◆ AUSGANGSTEXT:
+--
Einführung einer Pflicht zur Mitteilung von Steuergestaltungen
3. Sep 2019, Recht & Steuern

Deutschland-Schweiz: Aktuelle Steuerthemen für Privatpersonen und Unternehmen

Im Rahmen des EU-Massnahmenpakets zur Bekämpfung von Steuermissbrauch und der Sicherstellung einer fairen Besteuerung in der EU rücken nunmehr Steuerberater und andere Intermediäre in den internationalen Fokus.

Zur Umsetzung der EU-Amtshilferichtlinie (sog. DAC6) hat das deutsche Bundesfinanzministerium (BMF) Anfang Februar 2019 den Entwurf eines «Gesetzes zur Einführung einer Pflicht von Steuergestaltungen » vorgelegt. Ziel dieser Anzeigepflicht ist es, einen Informationsaustausch von bestimmten grenzüberschreitenden Steuergestaltungen in der EU zu gewährleisten. Über die EU-Vorgaben hinaus, enthält der Gesetzesentwurf zusätzlich selbst eine Anzeigepflicht für rein innerstaatliche Gestaltungen in Deutschland. Im Kern sollen potenziell aggressive grenzüberschreitende sowie innerstaatliche Steuergestaltungen der deutschen Finanzverwaltung angezeigt werden, wenn mindestens eines der allgemeinen (sog. generic Hallmarks) oder spezifischen Kennzeichen (sog. specific Hallmarks) erfüllt ist. Während bei Erfüllung einiger Kennzeichen stets eine Anzeigepflicht besteht (siehe nachfolgende Auflistung), erfordern insbesondere allgemeine Kennzeichen zusätzlich die Erlangung einen Steuervorteils, der durch den so genannten Main-benefit-Test (sog. MbT) zu prüfen ist.
+--
◆ AUFGEFÜHRTE DATEN:
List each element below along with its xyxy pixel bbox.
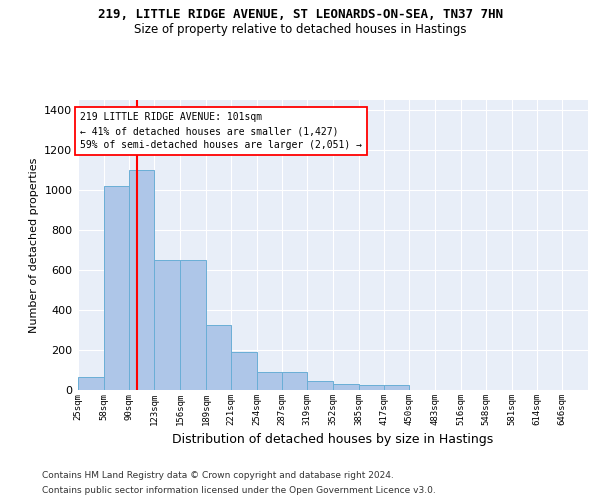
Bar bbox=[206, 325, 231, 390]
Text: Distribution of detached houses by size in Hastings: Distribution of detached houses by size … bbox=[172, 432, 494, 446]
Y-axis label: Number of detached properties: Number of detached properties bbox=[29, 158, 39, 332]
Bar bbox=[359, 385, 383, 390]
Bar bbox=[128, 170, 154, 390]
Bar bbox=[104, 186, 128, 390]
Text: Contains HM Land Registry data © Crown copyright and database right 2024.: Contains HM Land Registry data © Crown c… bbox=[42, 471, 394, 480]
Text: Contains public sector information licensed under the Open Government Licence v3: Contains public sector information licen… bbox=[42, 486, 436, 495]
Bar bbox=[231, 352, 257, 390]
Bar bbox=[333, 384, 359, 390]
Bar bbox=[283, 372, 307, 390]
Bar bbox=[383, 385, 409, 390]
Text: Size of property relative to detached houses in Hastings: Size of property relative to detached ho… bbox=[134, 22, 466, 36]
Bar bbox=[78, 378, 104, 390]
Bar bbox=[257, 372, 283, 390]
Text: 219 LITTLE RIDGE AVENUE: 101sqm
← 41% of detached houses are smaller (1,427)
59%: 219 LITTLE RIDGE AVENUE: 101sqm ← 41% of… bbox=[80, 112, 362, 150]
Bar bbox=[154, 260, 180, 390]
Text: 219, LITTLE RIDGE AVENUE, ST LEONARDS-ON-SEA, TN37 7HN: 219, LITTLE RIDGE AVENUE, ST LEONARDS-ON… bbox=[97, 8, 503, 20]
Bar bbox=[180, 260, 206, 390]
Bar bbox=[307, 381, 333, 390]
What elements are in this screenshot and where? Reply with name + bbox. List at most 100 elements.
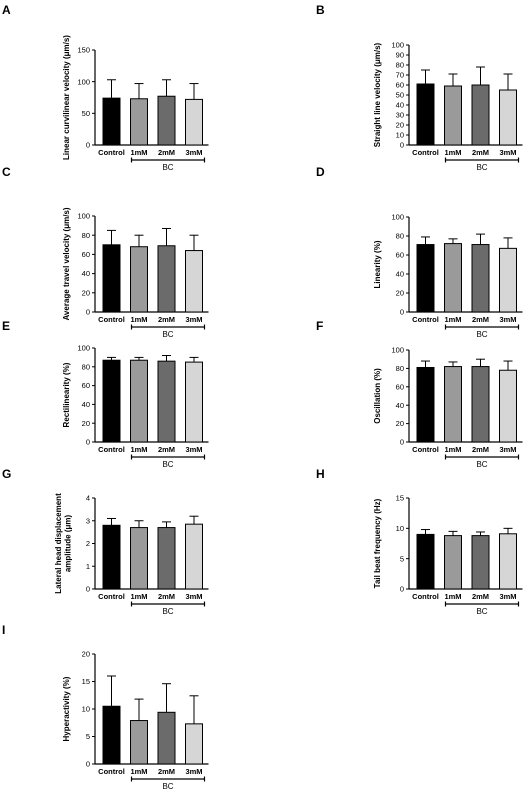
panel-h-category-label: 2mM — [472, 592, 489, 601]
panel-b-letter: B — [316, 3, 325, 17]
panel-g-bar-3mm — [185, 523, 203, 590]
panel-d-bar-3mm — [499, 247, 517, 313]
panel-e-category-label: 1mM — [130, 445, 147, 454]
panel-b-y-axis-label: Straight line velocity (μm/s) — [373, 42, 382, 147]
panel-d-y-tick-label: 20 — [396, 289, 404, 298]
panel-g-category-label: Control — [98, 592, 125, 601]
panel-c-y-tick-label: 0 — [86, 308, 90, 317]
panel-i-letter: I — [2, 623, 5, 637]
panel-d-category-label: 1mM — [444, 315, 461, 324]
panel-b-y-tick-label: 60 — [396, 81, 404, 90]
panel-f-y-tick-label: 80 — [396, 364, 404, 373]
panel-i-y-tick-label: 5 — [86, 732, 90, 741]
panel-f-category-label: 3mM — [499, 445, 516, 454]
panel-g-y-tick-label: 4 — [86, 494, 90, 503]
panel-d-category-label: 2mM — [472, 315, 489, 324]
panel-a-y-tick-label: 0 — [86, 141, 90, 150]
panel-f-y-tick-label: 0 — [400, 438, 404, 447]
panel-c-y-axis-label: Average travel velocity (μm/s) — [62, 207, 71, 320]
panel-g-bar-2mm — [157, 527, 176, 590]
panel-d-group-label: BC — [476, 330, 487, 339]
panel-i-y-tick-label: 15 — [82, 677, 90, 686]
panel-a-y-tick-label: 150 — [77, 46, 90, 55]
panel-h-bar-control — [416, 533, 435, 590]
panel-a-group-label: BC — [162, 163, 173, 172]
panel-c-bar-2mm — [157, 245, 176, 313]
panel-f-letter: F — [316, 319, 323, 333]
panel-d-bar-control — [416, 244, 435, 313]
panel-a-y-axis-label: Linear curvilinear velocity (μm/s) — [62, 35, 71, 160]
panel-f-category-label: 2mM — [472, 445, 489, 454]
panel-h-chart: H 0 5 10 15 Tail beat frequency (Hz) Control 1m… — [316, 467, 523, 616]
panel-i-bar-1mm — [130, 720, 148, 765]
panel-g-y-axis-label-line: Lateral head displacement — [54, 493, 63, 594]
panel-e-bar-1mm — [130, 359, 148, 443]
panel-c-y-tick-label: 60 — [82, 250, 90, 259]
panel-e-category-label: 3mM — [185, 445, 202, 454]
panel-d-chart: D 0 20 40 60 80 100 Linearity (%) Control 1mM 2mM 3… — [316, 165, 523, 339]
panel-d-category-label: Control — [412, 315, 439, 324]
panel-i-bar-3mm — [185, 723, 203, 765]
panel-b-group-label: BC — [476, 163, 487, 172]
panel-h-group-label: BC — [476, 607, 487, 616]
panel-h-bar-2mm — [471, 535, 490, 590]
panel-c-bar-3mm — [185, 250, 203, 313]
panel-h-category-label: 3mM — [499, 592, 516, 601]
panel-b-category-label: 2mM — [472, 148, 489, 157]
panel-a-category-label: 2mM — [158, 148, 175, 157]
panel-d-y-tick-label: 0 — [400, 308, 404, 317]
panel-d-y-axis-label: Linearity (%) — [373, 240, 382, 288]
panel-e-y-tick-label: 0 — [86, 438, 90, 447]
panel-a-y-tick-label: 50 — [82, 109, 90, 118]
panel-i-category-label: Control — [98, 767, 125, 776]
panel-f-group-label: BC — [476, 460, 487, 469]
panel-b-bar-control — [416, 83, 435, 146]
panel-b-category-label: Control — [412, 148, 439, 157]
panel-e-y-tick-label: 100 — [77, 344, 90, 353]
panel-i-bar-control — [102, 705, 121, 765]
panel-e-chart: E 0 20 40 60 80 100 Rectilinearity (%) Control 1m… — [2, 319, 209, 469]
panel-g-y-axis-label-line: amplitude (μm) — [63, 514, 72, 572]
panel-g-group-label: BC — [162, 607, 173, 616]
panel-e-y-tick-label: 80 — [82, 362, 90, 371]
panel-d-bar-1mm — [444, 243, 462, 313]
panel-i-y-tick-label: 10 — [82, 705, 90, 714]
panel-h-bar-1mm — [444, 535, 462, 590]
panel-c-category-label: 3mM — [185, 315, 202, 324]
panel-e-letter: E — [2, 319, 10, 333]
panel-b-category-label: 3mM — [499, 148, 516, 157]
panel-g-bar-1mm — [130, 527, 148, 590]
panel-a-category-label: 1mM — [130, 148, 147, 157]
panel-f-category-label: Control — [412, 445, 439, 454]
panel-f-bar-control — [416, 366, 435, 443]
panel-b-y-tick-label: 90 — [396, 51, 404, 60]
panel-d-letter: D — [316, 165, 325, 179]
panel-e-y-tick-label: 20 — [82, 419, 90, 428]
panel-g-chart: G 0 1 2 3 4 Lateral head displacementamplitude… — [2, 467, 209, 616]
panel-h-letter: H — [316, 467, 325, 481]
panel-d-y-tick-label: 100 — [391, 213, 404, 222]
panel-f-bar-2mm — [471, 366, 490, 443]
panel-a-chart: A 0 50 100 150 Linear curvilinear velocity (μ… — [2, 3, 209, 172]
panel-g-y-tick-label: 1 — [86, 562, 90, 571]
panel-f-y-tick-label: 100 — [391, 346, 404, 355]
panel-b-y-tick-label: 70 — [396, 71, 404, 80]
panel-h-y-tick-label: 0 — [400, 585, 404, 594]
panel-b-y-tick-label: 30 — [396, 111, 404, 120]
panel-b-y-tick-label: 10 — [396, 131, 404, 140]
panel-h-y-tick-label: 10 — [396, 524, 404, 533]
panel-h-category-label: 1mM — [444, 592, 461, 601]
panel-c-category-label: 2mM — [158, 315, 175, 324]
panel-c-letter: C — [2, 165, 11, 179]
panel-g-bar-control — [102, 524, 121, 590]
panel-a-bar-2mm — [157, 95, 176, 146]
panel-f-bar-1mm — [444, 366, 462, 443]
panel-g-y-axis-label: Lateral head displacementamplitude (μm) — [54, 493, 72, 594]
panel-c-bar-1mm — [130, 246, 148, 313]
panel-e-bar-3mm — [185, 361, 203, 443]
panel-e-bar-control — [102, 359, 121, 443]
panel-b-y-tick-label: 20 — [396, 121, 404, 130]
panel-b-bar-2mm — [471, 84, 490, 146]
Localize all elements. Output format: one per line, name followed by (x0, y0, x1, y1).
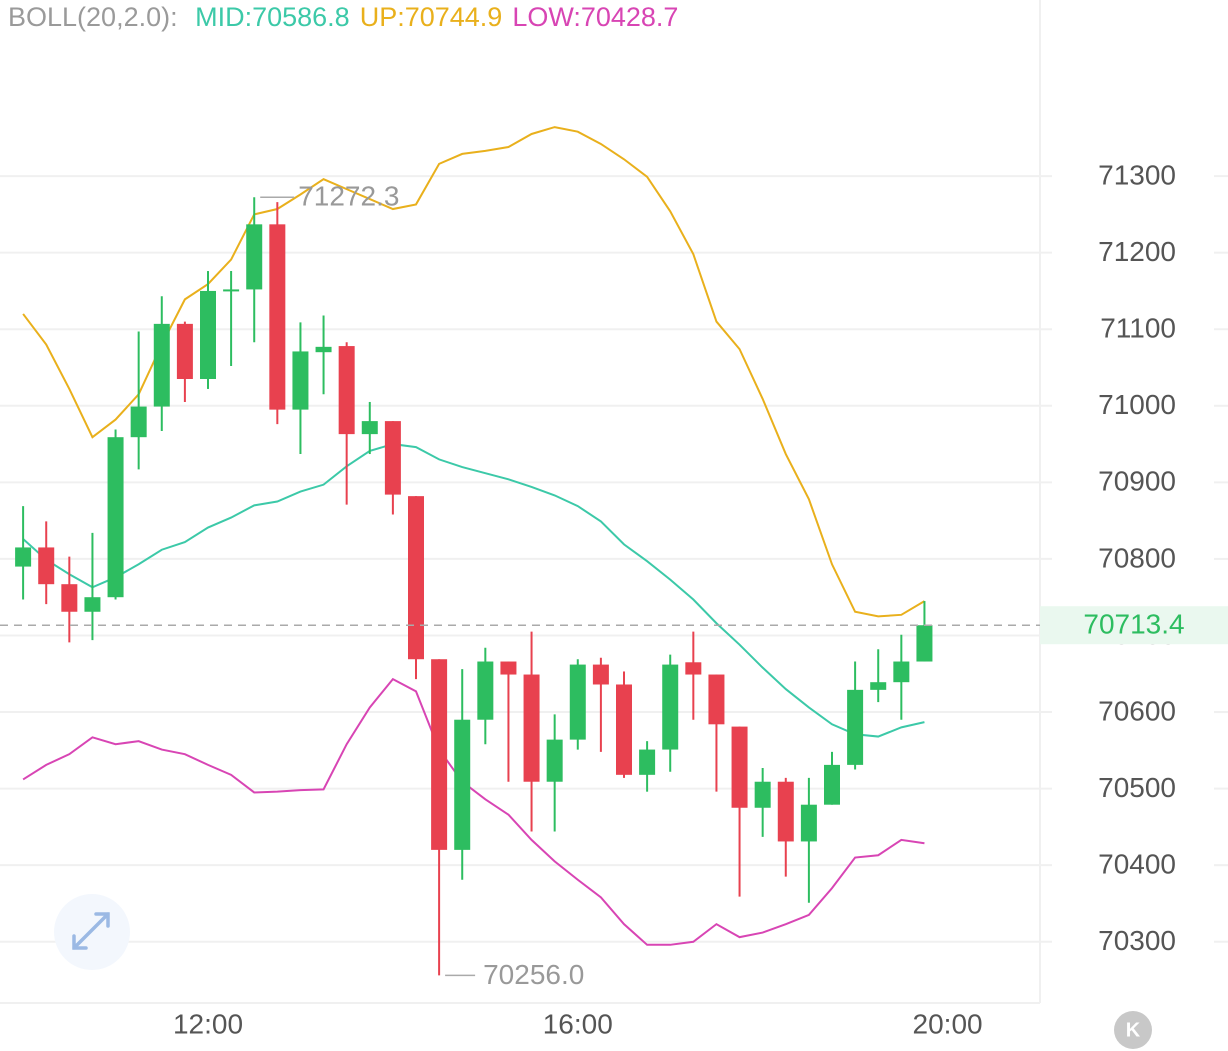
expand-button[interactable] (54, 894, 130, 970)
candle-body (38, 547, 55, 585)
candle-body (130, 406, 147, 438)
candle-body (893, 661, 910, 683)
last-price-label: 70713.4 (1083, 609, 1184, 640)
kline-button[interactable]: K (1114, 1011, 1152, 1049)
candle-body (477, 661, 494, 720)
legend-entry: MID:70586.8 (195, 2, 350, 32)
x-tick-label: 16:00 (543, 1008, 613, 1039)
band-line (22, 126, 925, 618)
+--
◆ GESTELLTE AUFGABE A: Schreiben Sie aus dem Text über die Mitteilungspflicht für Steuergestaltungen die Passage ab, die bei „Im Rahmen des“ beginnt und bei „den internationalen Fokus.“ endet.
◆ GESTELLTE AUFGABE B: Führen Sie den Text über die Anzeigepflicht für Steuergestaltungen im Anschluss an seinen letzten Satz weiter.

◆ LÖSUNG A:
Im Rahmen des EU-Massnahmenpakets zur Bekämpfung von Steuermissbrauch und der Sicherstellung einer fairen Besteuerung in der EU rücken nunmehr Steuerberater und andere Intermediäre in den internationalen Fokus.

◆ LÖSUNG B:
 
Diese Kennzeichen lassen sich vereinfachend wie folgt zusammenfassen (Kategorie A = Allgemeine Kennzeichen; Kategorie B bis E = Spezifische Kennzeichen):
  • Kategorie A (+ Main-benefit-Test): Vereinbarung einer Vertraulichkeitsklausel, erfolgsabhängige Vergütung, standardisierte Dokumentationen und/oder Strukturen
  • Kategorie B (+ Main-benefit-Test): Verlustnutzung, Umwandlung von Einkünften in niedrig besteuerte/steuerbefreite Einnahmearten, zirkuläre Transaktionen
  • Kategorie C: Grenzüberschreitende Zahlungen mit Begünstigung beim Empfänger (teilweise + Main-benefit-Test), mehrfache Beantragung von Abschreibungen, mehrfacher Antrag auf Befreiung von Doppelbesteuerung, Übertragung von Vermögenswerten
  •  Kategorie D: Automatischer Informationsaustausch, wirtschaftlicher Eigentümer
  •  Kategorie E: Verrechnungspreisgestaltung (z.B. «Ein Modell, das unilaterale Safe-Harbor-Regeln nutzt.»)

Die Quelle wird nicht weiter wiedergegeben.